● **WHAT IS EXPECTED**: Show all lines that include the string "Choix"; copy each one.

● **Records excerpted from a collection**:
══════════

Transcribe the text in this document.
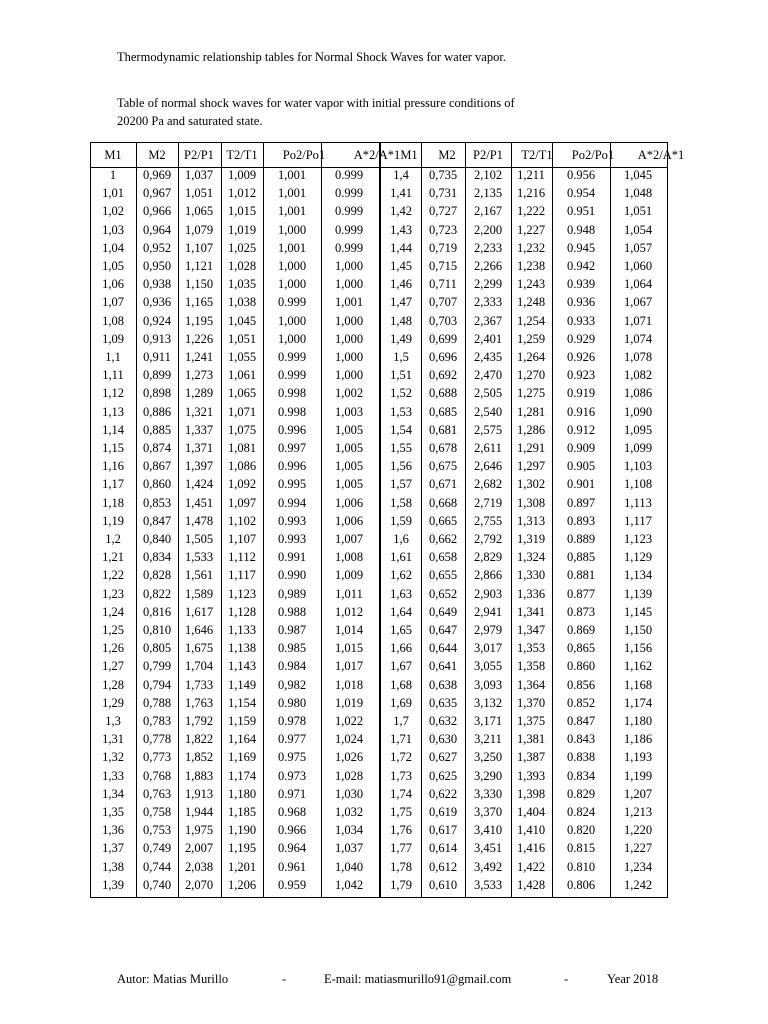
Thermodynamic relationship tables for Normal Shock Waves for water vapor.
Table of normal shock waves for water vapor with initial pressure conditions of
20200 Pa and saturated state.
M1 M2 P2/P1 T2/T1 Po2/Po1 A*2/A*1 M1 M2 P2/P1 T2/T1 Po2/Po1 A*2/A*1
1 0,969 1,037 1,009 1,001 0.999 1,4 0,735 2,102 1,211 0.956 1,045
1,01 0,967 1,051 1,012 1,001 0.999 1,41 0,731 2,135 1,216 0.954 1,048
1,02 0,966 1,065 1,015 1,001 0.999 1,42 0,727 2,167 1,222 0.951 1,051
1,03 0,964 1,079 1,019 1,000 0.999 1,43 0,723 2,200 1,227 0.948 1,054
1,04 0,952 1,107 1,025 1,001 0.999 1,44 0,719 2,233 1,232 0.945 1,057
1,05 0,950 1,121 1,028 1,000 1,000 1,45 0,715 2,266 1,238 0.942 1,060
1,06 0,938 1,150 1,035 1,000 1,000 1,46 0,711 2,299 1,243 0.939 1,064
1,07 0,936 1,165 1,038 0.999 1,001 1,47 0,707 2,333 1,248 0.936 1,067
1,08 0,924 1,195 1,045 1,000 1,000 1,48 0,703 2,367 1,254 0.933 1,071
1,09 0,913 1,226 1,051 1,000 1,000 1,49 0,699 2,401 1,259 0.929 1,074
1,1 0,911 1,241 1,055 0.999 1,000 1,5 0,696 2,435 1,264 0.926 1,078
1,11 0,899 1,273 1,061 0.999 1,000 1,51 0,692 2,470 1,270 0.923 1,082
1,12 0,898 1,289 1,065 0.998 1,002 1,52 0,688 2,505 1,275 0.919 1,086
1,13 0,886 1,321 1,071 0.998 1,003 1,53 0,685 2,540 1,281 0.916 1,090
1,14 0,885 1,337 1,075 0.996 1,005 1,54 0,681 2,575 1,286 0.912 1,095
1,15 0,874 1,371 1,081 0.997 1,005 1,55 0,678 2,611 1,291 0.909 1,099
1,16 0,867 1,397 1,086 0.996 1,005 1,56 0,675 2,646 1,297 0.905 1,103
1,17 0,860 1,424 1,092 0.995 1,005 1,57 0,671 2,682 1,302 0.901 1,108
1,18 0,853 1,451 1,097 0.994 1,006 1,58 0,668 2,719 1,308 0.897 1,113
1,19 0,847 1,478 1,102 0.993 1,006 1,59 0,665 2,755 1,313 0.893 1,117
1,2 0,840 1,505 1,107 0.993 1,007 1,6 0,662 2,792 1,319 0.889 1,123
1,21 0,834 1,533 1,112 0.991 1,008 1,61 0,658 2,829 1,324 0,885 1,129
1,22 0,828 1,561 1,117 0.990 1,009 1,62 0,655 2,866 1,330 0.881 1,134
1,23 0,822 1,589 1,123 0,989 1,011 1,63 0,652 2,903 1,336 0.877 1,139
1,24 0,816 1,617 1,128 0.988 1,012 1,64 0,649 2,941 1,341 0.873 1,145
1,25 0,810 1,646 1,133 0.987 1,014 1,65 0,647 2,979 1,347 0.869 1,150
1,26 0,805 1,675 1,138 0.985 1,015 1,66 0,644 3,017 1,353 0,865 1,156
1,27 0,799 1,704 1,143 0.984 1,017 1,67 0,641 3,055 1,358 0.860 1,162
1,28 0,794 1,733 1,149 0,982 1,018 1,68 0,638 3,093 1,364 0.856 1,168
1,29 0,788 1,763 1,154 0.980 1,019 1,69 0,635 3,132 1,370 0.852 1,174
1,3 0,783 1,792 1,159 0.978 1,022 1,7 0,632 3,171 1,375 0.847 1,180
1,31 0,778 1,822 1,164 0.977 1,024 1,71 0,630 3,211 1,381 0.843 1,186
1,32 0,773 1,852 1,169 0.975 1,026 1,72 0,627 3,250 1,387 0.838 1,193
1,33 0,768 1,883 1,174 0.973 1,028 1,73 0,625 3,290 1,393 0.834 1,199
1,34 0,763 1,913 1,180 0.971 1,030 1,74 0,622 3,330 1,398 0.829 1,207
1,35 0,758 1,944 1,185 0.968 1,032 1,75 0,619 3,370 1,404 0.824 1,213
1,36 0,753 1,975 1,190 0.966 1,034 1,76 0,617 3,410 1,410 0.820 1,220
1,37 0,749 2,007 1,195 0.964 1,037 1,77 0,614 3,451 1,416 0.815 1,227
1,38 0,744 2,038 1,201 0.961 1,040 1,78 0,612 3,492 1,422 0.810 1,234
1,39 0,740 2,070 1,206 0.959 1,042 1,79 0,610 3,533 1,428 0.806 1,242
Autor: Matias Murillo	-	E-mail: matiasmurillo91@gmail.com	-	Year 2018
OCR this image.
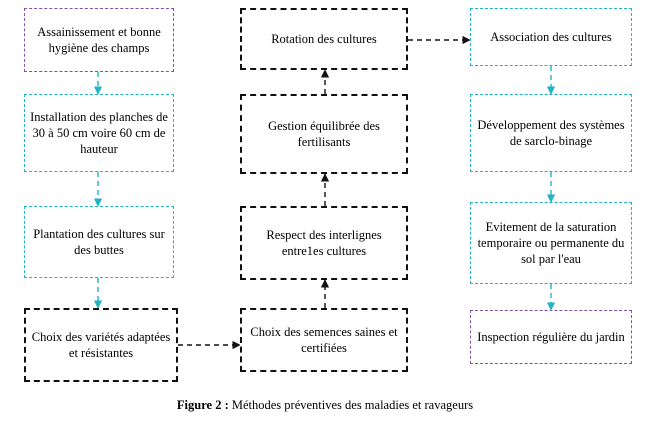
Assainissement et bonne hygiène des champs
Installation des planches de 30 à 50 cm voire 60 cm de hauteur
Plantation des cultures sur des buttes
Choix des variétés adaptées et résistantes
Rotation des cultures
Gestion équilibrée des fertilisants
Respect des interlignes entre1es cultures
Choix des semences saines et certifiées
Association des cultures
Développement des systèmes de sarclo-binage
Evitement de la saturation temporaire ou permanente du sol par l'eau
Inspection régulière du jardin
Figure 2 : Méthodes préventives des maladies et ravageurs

══════════

● **WRITTEN SOLUTION**:
Choix des variétés adaptées et résistantes
Choix des semences saines et certifiées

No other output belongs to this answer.